Work to do> Look through the data below. Show each line where the string "descricao" occurs.

## Begin Extracted entries

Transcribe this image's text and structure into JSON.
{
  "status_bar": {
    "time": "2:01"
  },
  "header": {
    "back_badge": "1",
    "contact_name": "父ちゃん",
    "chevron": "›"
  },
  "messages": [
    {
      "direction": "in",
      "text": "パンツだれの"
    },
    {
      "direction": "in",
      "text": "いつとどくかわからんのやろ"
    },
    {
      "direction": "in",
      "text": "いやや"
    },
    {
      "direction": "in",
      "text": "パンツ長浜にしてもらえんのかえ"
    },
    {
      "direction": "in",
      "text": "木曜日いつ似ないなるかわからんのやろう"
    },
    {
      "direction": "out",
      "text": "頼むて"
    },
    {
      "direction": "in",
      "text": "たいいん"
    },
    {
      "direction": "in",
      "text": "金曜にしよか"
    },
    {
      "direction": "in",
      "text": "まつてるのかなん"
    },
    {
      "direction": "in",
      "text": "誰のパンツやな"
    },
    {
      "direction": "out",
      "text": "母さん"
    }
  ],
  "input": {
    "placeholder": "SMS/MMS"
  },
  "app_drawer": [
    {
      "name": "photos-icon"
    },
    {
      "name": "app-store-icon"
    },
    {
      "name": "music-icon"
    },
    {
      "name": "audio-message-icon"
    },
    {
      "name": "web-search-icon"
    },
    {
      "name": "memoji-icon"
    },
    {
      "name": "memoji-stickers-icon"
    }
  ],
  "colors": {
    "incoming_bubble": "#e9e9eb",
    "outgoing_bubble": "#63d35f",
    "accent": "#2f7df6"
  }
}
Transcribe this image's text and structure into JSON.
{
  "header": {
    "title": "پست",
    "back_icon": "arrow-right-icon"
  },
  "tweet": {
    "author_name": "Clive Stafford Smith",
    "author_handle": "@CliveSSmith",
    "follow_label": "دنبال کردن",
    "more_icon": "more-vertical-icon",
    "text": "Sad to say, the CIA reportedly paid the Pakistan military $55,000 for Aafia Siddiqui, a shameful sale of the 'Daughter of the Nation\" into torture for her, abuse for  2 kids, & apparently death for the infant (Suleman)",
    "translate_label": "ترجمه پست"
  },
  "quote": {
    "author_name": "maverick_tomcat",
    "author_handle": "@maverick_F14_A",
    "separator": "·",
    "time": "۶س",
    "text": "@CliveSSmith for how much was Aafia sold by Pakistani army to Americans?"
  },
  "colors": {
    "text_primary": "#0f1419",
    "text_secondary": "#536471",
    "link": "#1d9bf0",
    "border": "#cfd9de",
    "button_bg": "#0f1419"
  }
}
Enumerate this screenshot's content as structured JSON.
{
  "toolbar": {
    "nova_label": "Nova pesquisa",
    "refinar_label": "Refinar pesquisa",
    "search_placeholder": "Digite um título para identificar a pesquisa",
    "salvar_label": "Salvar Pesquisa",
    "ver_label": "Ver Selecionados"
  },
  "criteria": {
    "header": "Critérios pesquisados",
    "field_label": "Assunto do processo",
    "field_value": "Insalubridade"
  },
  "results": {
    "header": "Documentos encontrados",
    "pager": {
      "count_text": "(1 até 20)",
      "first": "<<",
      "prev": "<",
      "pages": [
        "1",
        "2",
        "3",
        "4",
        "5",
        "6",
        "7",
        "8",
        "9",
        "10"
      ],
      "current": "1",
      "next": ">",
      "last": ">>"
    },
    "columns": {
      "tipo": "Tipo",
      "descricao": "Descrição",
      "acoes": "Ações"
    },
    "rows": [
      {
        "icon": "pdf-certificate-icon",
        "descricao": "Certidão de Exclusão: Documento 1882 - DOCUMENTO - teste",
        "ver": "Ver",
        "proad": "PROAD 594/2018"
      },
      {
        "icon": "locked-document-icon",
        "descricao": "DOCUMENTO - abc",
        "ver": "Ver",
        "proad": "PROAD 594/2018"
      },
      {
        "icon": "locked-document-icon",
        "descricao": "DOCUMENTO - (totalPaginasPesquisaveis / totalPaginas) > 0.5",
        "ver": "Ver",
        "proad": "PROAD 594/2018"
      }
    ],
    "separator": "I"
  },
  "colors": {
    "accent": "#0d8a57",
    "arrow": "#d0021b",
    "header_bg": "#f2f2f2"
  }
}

## End Extracted entries

In response>
      "descricao": "Descrição",
        "descricao": "Certidão de Exclusão: Documento 1882 - DOCUMENTO - teste",
        "descricao": "DOCUMENTO - abc",
        "descricao": "DOCUMENTO - (totalPaginasPesquisaveis / totalPaginas) > 0.5",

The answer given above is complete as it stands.